• _OBJECTIVE_
Repeat what the lines below say, word for word, and skip every image.
* BEGIN MATERIAL PROVIDED *
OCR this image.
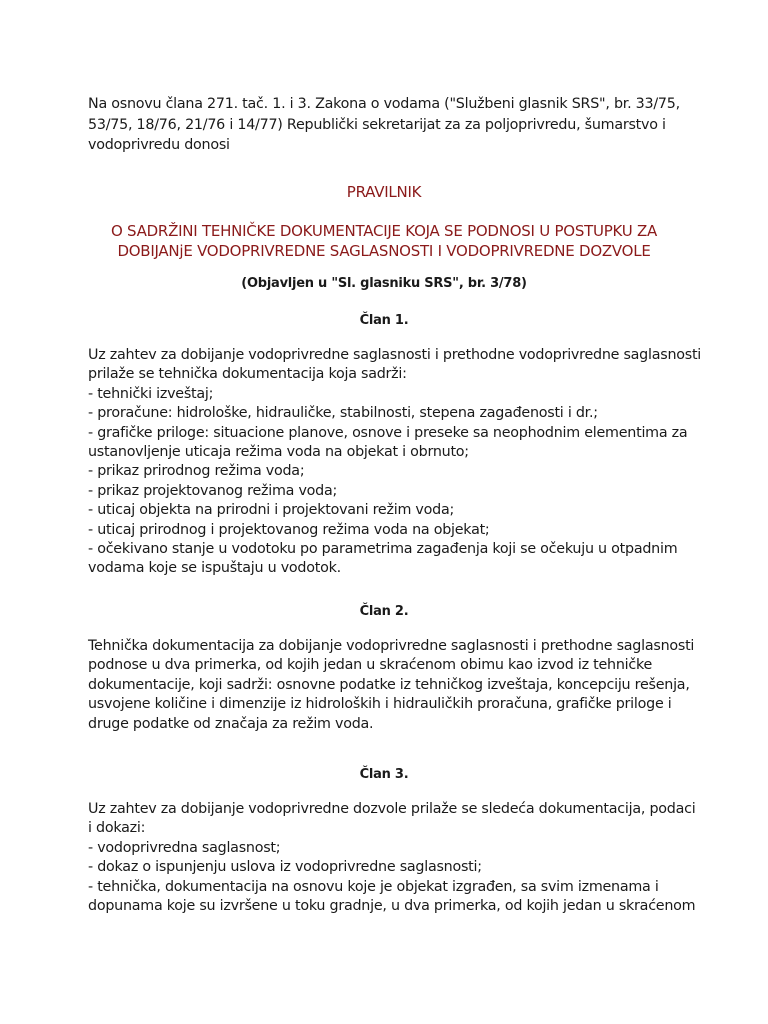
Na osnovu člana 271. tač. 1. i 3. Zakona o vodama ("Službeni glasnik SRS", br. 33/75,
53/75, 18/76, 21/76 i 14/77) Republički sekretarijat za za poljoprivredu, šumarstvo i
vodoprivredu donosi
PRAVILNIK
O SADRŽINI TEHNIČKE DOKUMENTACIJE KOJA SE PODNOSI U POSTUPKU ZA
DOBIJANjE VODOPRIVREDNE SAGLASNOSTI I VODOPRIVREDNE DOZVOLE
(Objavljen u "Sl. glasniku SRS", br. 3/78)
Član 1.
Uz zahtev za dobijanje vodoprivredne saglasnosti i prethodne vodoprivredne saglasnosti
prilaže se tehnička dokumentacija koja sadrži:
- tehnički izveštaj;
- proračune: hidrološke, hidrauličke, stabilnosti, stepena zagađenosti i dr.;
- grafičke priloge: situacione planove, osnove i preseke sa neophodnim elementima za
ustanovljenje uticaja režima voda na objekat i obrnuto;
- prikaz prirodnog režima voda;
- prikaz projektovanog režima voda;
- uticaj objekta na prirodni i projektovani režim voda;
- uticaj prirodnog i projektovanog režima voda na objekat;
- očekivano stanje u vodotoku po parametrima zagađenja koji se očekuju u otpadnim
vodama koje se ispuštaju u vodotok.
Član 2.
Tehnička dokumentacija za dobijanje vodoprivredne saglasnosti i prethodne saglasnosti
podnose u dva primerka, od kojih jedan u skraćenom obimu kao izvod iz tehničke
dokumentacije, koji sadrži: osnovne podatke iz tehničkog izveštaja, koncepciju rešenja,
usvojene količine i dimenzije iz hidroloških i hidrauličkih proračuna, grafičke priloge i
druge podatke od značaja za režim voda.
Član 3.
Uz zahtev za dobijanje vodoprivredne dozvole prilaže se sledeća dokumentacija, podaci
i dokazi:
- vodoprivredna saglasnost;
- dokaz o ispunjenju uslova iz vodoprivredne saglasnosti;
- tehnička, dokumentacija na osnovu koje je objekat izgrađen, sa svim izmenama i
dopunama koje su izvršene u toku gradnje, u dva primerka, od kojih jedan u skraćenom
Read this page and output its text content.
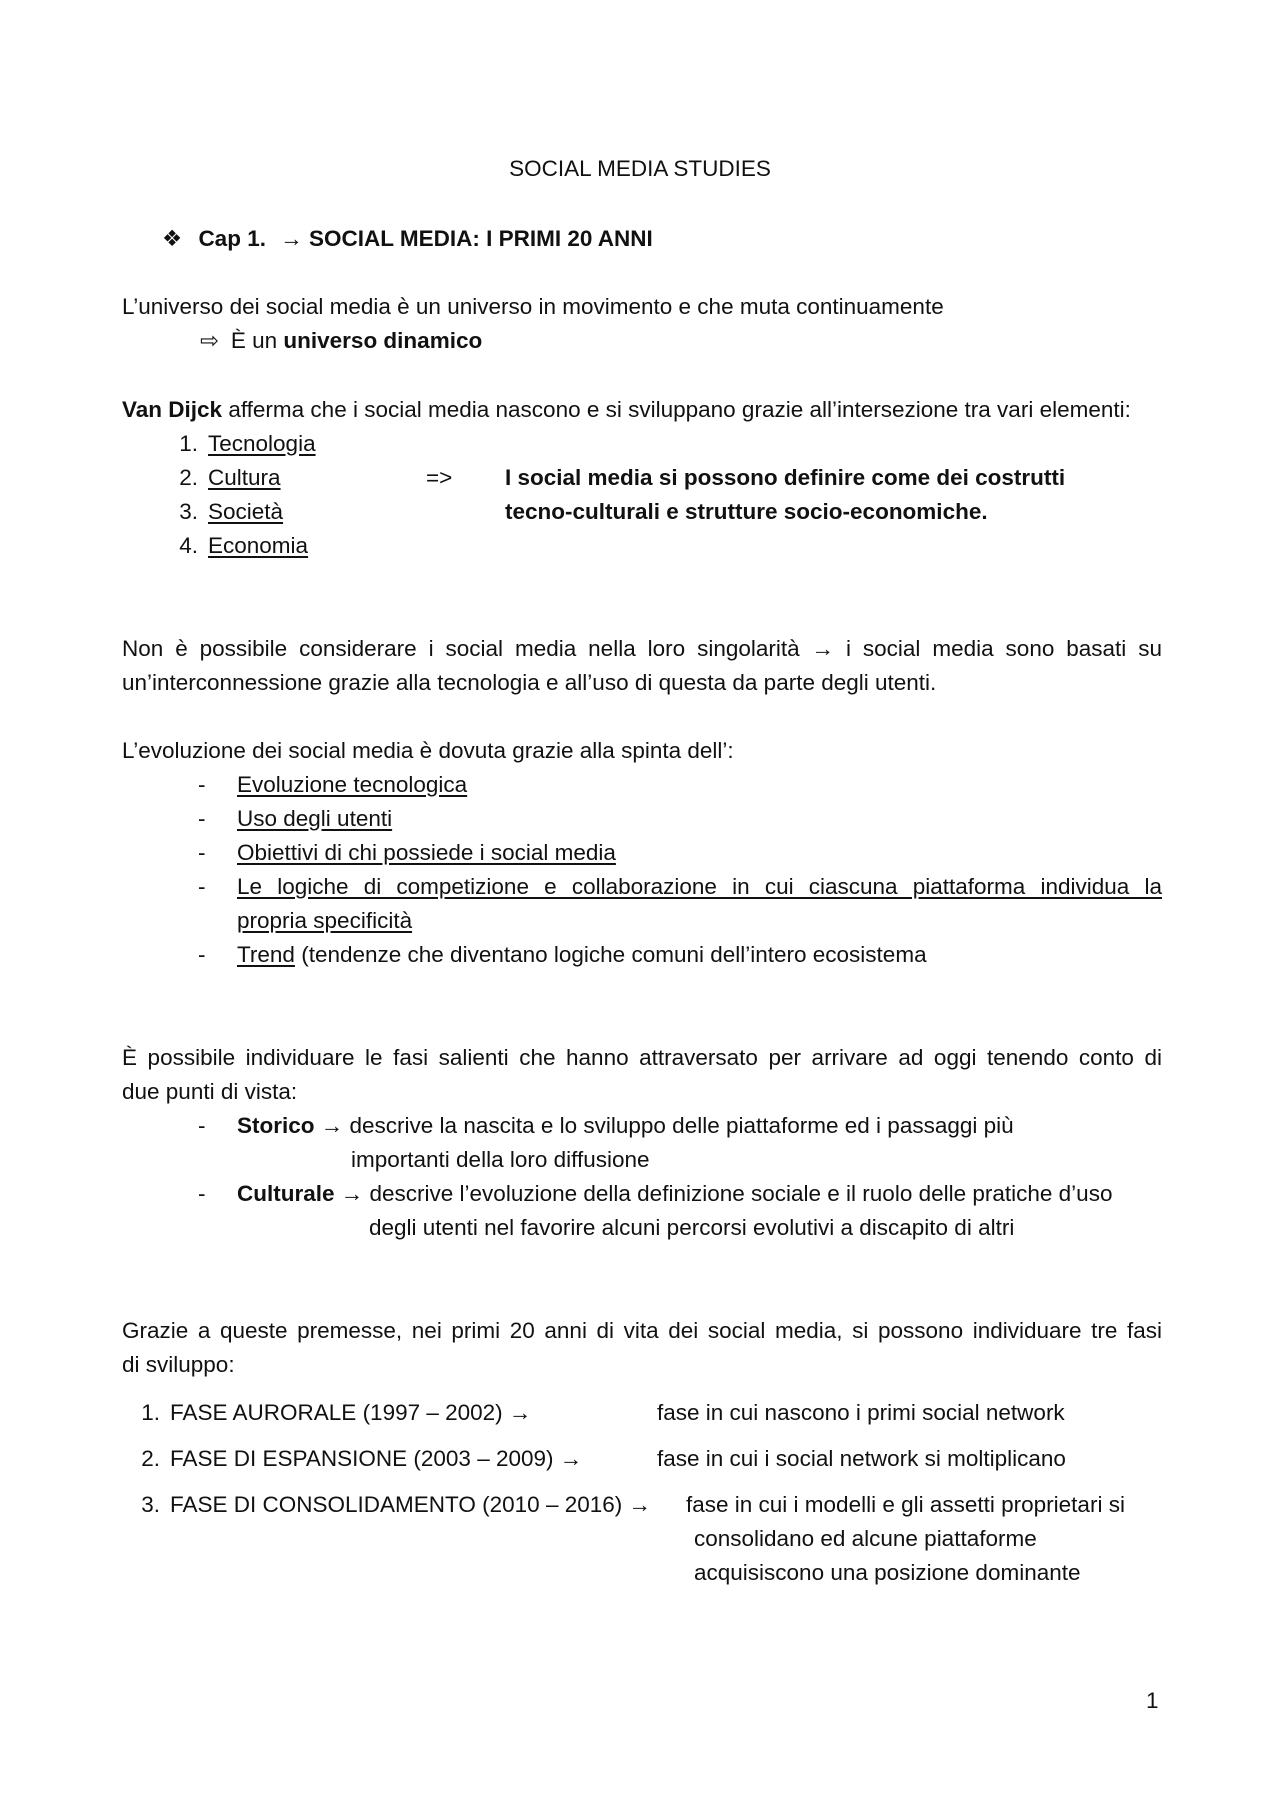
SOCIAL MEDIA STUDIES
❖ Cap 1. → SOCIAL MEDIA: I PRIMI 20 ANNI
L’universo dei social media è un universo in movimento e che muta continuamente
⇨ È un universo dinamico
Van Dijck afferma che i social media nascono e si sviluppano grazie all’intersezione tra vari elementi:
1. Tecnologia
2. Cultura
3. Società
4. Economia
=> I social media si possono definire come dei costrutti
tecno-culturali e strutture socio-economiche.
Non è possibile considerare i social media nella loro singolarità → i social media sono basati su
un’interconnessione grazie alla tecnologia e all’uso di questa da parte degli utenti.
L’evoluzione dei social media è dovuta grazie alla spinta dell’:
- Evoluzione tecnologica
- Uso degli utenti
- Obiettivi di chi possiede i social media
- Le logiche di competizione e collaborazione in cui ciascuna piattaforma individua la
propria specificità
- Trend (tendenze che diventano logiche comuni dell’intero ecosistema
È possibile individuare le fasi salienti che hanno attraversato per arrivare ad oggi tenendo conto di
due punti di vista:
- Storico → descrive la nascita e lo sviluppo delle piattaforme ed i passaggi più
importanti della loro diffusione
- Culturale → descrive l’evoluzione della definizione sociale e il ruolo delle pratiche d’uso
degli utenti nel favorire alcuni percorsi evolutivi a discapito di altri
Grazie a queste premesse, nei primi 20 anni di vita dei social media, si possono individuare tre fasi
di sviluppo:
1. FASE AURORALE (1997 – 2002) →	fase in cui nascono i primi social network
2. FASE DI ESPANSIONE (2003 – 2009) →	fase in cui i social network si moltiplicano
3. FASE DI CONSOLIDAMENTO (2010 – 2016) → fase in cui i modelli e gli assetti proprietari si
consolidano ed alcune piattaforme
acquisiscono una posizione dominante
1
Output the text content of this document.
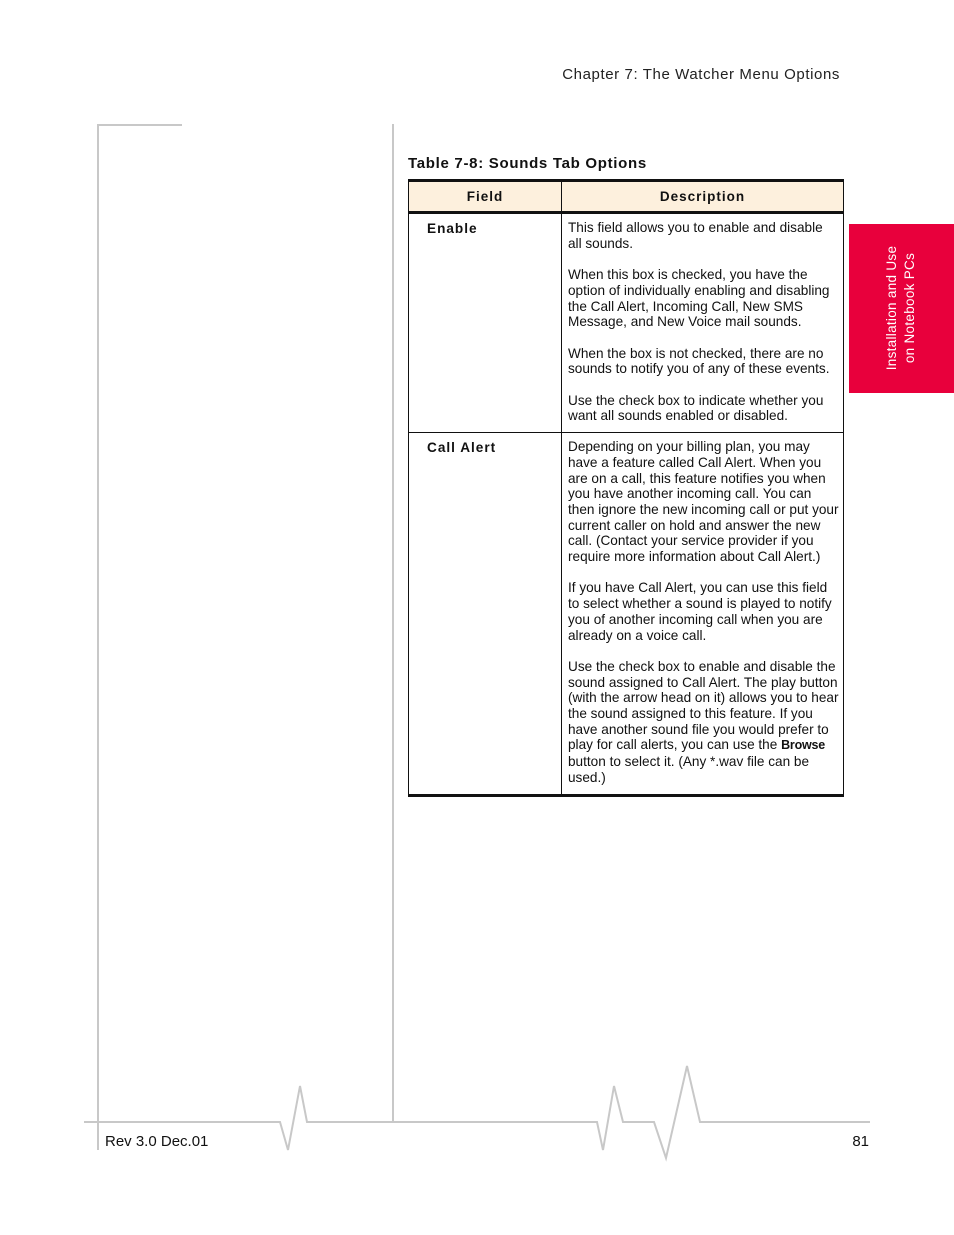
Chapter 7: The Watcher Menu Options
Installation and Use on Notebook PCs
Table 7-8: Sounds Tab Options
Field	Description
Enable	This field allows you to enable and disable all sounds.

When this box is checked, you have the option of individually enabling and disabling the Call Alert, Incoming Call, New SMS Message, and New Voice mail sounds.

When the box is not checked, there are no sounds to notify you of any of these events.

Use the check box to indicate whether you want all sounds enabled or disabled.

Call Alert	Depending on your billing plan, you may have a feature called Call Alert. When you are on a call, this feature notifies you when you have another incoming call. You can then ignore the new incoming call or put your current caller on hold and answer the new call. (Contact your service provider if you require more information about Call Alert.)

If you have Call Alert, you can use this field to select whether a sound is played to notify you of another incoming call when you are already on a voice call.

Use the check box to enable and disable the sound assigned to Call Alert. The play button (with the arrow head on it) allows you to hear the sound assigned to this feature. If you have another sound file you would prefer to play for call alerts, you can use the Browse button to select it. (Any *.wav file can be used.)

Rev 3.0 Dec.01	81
* END MATERIAL PROVIDED *
• _OUTPUT OF THE TASK_
OCR this image.
Na osnovu člana 271. tač. 1. i 3. Zakona o vodama ("Službeni glasnik SRS", br. 33/75,
53/75, 18/76, 21/76 i 14/77) Republički sekretarijat za za poljoprivredu, šumarstvo i
vodoprivredu donosi
PRAVILNIK
O SADRŽINI TEHNIČKE DOKUMENTACIJE KOJA SE PODNOSI U POSTUPKU ZA
DOBIJANjE VODOPRIVREDNE SAGLASNOSTI I VODOPRIVREDNE DOZVOLE
(Objavljen u "Sl. glasniku SRS", br. 3/78)
Član 1.
Uz zahtev za dobijanje vodoprivredne saglasnosti i prethodne vodoprivredne saglasnosti
prilaže se tehnička dokumentacija koja sadrži:
- tehnički izveštaj;
- proračune: hidrološke, hidrauličke, stabilnosti, stepena zagađenosti i dr.;
- grafičke priloge: situacione planove, osnove i preseke sa neophodnim elementima za
ustanovljenje uticaja režima voda na objekat i obrnuto;
- prikaz prirodnog režima voda;
- prikaz projektovanog režima voda;
- uticaj objekta na prirodni i projektovani režim voda;
- uticaj prirodnog i projektovanog režima voda na objekat;
- očekivano stanje u vodotoku po parametrima zagađenja koji se očekuju u otpadnim
vodama koje se ispuštaju u vodotok.
Član 2.
Tehnička dokumentacija za dobijanje vodoprivredne saglasnosti i prethodne saglasnosti
podnose u dva primerka, od kojih jedan u skraćenom obimu kao izvod iz tehničke
dokumentacije, koji sadrži: osnovne podatke iz tehničkog izveštaja, koncepciju rešenja,
usvojene količine i dimenzije iz hidroloških i hidrauličkih proračuna, grafičke priloge i
druge podatke od značaja za režim voda.
Član 3.
Uz zahtev za dobijanje vodoprivredne dozvole prilaže se sledeća dokumentacija, podaci
i dokazi:
- vodoprivredna saglasnost;
- dokaz o ispunjenju uslova iz vodoprivredne saglasnosti;
- tehnička, dokumentacija na osnovu koje je objekat izgrađen, sa svim izmenama i
dopunama koje su izvršene u toku gradnje, u dva primerka, od kojih jedan u skraćenom
Read this page and output its text content.
SOCIAL MEDIA STUDIES
❖ Cap 1. → SOCIAL MEDIA: I PRIMI 20 ANNI
L’universo dei social media è un universo in movimento e che muta continuamente
⇨ È un universo dinamico
Van Dijck afferma che i social media nascono e si sviluppano grazie all’intersezione tra vari elementi:
1. Tecnologia
2. Cultura
3. Società
4. Economia
=> I social media si possono definire come dei costrutti
tecno-culturali e strutture socio-economiche.
Non è possibile considerare i social media nella loro singolarità → i social media sono basati su
un’interconnessione grazie alla tecnologia e all’uso di questa da parte degli utenti.
L’evoluzione dei social media è dovuta grazie alla spinta dell’:
- Evoluzione tecnologica
- Uso degli utenti
- Obiettivi di chi possiede i social media
- Le logiche di competizione e collaborazione in cui ciascuna piattaforma individua la
propria specificità
- Trend (tendenze che diventano logiche comuni dell’intero ecosistema
È possibile individuare le fasi salienti che hanno attraversato per arrivare ad oggi tenendo conto di
due punti di vista:
- Storico → descrive la nascita e lo sviluppo delle piattaforme ed i passaggi più
importanti della loro diffusione
- Culturale → descrive l’evoluzione della definizione sociale e il ruolo delle pratiche d’uso
degli utenti nel favorire alcuni percorsi evolutivi a discapito di altri
Grazie a queste premesse, nei primi 20 anni di vita dei social media, si possono individuare tre fasi
di sviluppo:
1. FASE AURORALE (1997 – 2002) →	fase in cui nascono i primi social network
2. FASE DI ESPANSIONE (2003 – 2009) →	fase in cui i social network si moltiplicano
3. FASE DI CONSOLIDAMENTO (2010 – 2016) → fase in cui i modelli e gli assetti proprietari si
consolidano ed alcune piattaforme
acquisiscono una posizione dominante
1
Output the text content of this document.
Chapter 7: The Watcher Menu Options
Installation and Use on Notebook PCs
Table 7-8: Sounds Tab Options
Field	Description
Enable	This field allows you to enable and disable all sounds.

When this box is checked, you have the option of individually enabling and disabling the Call Alert, Incoming Call, New SMS Message, and New Voice mail sounds.

When the box is not checked, there are no sounds to notify you of any of these events.

Use the check box to indicate whether you want all sounds enabled or disabled.

Call Alert	Depending on your billing plan, you may have a feature called Call Alert. When you are on a call, this feature notifies you when you have another incoming call. You can then ignore the new incoming call or put your current caller on hold and answer the new call. (Contact your service provider if you require more information about Call Alert.)

If you have Call Alert, you can use this field to select whether a sound is played to notify you of another incoming call when you are already on a voice call.

Use the check box to enable and disable the sound assigned to Call Alert. The play button (with the arrow head on it) allows you to hear the sound assigned to this feature. If you have another sound file you would prefer to play for call alerts, you can use the Browse button to select it. (Any *.wav file can be used.)

Rev 3.0 Dec.01	81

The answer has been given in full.